Extracts from a graphics dataset
- - - -

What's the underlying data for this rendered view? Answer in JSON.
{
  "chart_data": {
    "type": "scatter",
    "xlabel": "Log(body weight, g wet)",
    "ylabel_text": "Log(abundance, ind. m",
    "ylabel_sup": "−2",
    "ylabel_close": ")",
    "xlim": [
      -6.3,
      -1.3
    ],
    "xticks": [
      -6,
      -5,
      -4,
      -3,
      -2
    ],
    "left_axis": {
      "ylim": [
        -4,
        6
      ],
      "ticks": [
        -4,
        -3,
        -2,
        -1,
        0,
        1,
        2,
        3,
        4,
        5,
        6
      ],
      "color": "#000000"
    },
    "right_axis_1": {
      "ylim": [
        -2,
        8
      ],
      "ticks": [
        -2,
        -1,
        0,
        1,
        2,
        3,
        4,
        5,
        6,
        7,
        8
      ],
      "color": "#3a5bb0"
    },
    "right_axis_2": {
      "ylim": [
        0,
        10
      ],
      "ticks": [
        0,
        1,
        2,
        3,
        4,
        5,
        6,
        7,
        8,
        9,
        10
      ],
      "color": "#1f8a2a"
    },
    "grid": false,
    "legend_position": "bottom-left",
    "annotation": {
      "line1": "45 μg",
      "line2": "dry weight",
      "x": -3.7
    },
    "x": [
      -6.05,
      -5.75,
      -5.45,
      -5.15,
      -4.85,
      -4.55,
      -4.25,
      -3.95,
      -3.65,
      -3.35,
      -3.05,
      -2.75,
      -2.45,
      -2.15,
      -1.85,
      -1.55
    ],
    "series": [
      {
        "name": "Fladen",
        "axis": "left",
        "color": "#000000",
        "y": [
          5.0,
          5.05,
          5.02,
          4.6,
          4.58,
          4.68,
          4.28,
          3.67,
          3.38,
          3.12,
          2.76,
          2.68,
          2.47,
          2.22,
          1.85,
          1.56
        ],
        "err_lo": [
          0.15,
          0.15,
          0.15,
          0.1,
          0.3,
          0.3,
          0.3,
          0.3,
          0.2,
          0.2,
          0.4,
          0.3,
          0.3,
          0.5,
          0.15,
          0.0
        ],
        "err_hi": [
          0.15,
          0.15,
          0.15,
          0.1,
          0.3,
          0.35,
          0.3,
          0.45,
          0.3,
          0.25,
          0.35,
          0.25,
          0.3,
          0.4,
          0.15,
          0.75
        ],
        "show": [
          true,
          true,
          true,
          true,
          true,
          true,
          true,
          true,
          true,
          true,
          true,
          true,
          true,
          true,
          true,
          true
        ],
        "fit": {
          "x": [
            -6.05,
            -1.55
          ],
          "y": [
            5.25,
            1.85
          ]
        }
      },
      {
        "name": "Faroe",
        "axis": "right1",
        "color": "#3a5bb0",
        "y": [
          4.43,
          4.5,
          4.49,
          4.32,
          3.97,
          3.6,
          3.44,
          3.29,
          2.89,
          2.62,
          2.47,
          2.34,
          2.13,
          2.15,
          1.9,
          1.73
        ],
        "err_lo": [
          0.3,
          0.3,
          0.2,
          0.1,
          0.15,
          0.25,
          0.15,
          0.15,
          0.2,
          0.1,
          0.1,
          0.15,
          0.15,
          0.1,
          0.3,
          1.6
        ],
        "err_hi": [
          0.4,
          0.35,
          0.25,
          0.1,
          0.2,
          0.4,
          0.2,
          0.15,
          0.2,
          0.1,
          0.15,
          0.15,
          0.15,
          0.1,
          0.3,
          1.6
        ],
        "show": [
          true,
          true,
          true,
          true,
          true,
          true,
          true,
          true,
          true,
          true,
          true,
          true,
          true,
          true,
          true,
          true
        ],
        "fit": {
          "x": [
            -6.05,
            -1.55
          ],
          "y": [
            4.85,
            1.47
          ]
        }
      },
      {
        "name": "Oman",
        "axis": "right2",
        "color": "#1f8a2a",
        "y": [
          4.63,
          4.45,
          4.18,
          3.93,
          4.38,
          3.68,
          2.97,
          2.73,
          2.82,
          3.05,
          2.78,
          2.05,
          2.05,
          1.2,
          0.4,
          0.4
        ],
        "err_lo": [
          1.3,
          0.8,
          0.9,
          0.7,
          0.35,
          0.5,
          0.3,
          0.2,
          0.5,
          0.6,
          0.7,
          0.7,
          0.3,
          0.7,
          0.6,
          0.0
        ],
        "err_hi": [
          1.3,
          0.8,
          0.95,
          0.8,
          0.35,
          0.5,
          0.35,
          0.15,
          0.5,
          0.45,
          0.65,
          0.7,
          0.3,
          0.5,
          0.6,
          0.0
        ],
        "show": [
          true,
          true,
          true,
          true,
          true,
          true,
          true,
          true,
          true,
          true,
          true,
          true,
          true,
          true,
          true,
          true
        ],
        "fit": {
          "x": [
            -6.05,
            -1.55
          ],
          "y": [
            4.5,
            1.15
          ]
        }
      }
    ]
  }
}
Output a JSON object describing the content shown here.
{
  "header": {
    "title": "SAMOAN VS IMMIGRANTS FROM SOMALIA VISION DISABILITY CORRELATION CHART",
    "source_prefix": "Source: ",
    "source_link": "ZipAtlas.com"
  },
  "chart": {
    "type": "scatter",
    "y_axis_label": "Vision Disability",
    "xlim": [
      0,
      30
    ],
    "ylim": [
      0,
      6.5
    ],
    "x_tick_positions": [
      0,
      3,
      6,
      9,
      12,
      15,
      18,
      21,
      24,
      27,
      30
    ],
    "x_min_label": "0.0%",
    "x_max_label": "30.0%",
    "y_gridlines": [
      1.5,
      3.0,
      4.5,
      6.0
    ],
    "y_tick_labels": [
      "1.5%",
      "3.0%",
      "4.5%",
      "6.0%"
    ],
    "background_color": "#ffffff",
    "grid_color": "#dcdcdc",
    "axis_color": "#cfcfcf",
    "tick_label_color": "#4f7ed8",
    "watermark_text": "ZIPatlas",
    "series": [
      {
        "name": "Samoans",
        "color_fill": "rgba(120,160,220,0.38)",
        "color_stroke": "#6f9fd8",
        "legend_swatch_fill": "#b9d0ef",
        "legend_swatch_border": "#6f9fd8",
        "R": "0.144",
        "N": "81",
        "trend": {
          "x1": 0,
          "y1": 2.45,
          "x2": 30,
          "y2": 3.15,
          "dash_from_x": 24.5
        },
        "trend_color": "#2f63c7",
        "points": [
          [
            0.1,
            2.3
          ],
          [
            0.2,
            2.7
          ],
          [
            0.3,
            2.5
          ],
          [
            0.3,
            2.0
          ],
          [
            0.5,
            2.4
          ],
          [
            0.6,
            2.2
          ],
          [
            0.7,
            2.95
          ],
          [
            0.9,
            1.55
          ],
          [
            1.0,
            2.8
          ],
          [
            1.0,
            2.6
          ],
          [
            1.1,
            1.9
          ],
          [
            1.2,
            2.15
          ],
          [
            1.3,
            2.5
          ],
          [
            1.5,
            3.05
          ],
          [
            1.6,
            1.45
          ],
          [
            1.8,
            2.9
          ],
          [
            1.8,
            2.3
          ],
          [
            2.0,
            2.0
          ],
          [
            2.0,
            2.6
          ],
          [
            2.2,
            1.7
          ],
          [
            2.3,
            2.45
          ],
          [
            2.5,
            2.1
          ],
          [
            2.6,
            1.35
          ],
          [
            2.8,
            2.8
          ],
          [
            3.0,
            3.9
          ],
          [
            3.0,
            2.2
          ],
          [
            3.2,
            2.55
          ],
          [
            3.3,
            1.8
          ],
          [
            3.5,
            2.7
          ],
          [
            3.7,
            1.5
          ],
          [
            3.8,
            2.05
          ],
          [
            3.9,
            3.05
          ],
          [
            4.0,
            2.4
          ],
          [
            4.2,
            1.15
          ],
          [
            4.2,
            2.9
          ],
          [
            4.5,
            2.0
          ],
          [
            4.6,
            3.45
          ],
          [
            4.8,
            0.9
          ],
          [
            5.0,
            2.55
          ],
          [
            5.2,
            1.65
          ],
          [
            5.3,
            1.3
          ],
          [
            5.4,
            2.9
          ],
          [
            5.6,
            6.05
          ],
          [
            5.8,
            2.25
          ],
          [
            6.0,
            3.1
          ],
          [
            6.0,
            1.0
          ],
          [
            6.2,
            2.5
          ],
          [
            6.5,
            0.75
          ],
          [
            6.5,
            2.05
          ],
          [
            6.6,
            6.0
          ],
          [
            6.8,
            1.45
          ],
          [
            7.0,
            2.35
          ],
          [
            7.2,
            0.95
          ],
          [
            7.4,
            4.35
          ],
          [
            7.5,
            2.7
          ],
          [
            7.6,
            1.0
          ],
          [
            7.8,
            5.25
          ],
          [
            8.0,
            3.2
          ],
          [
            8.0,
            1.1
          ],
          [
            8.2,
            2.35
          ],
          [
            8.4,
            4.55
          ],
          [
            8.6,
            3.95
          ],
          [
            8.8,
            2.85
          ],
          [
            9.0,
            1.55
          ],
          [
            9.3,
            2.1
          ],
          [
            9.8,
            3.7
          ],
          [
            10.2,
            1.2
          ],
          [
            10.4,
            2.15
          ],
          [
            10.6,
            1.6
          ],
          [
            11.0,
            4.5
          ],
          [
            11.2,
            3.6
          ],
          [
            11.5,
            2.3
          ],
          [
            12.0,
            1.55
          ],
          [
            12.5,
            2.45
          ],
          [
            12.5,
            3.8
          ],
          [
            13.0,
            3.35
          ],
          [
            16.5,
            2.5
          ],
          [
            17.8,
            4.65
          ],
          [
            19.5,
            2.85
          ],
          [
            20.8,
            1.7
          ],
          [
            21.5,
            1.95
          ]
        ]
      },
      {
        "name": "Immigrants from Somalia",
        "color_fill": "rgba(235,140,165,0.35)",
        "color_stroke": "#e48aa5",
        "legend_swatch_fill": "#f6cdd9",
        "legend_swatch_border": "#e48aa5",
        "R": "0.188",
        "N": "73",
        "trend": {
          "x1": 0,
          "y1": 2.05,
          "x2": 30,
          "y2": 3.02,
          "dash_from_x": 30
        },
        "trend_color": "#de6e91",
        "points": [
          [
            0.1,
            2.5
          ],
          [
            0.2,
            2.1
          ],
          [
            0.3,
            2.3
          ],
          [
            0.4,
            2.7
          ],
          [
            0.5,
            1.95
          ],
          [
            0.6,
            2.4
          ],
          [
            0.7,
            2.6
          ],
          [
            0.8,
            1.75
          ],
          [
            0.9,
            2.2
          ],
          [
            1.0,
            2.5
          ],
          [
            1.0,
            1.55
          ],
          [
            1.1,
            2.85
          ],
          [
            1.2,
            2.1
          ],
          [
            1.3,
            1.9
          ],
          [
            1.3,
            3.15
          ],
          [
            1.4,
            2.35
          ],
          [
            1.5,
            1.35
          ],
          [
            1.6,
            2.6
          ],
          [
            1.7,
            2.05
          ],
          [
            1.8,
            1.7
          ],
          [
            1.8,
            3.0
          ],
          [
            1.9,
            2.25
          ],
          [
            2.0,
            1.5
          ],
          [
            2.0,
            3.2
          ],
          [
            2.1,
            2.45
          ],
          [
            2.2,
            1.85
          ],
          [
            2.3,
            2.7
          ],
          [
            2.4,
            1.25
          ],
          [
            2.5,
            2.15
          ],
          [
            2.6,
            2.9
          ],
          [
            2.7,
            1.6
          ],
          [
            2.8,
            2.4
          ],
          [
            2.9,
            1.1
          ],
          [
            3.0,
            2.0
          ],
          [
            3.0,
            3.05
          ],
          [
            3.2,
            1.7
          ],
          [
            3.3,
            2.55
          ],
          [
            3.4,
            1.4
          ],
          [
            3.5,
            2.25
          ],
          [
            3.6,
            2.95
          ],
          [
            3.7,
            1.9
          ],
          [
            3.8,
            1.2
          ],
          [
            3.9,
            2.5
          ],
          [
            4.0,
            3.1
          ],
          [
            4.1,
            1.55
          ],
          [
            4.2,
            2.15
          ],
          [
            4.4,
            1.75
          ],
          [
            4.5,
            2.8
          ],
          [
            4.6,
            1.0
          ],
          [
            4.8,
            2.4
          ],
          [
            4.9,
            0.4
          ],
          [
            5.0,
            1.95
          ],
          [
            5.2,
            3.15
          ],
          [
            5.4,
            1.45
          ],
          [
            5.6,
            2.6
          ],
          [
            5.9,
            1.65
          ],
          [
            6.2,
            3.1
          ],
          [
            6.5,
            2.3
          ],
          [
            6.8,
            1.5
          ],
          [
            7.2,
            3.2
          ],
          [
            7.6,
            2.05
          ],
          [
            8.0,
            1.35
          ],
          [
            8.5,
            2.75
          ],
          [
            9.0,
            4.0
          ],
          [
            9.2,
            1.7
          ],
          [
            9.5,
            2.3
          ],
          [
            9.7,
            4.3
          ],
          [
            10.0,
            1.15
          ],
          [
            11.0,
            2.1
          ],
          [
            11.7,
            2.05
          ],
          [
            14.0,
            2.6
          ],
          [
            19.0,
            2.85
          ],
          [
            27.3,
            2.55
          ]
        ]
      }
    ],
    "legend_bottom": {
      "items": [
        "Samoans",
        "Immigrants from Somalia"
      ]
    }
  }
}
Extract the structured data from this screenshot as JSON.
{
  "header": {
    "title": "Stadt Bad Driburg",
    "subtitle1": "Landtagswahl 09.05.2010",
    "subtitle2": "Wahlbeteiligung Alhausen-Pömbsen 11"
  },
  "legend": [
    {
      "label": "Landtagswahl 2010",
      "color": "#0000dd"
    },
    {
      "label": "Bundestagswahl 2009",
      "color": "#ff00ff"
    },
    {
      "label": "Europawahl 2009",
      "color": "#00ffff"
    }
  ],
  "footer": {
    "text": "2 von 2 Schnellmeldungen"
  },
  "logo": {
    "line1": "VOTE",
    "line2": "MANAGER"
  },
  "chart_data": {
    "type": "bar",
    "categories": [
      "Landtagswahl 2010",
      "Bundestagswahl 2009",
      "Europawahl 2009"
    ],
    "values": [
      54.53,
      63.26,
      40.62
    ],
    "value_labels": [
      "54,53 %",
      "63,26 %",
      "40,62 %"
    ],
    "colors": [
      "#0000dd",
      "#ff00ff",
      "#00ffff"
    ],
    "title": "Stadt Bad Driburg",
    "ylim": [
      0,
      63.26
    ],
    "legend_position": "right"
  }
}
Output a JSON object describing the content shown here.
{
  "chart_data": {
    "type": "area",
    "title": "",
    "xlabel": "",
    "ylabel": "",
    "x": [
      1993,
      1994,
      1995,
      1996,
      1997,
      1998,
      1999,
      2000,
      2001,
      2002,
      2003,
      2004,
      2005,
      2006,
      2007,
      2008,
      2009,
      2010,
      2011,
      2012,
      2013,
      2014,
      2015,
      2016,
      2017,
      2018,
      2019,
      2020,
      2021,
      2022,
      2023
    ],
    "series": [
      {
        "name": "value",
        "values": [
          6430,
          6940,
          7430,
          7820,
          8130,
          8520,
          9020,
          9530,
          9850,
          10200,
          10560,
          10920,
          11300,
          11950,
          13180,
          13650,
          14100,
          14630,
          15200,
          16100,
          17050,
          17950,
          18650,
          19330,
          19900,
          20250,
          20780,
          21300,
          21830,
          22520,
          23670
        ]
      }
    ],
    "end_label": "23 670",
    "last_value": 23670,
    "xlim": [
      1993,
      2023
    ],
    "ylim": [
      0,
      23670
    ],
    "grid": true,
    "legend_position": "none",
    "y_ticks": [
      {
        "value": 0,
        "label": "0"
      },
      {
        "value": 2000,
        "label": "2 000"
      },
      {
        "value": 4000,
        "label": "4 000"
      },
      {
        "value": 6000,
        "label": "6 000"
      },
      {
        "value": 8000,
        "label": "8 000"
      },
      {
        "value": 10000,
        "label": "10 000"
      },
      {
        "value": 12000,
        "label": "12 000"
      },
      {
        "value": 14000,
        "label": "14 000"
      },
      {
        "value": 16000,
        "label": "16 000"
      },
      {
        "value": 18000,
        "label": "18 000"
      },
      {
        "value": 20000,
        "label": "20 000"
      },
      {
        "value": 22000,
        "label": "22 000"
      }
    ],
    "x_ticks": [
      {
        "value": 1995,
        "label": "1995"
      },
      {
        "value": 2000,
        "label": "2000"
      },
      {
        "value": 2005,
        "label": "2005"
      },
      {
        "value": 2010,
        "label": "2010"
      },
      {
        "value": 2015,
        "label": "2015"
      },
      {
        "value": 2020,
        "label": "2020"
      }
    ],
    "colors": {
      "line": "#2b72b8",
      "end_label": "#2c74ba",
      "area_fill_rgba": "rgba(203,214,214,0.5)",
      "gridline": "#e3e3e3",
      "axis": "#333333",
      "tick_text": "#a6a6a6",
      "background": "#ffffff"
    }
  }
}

- - - -

## Stated task
Every line in the data above that contains "type" needs to be copied.

## Response
    "type": "scatter",
    "type": "scatter",
    "type": "bar",
    "type": "area",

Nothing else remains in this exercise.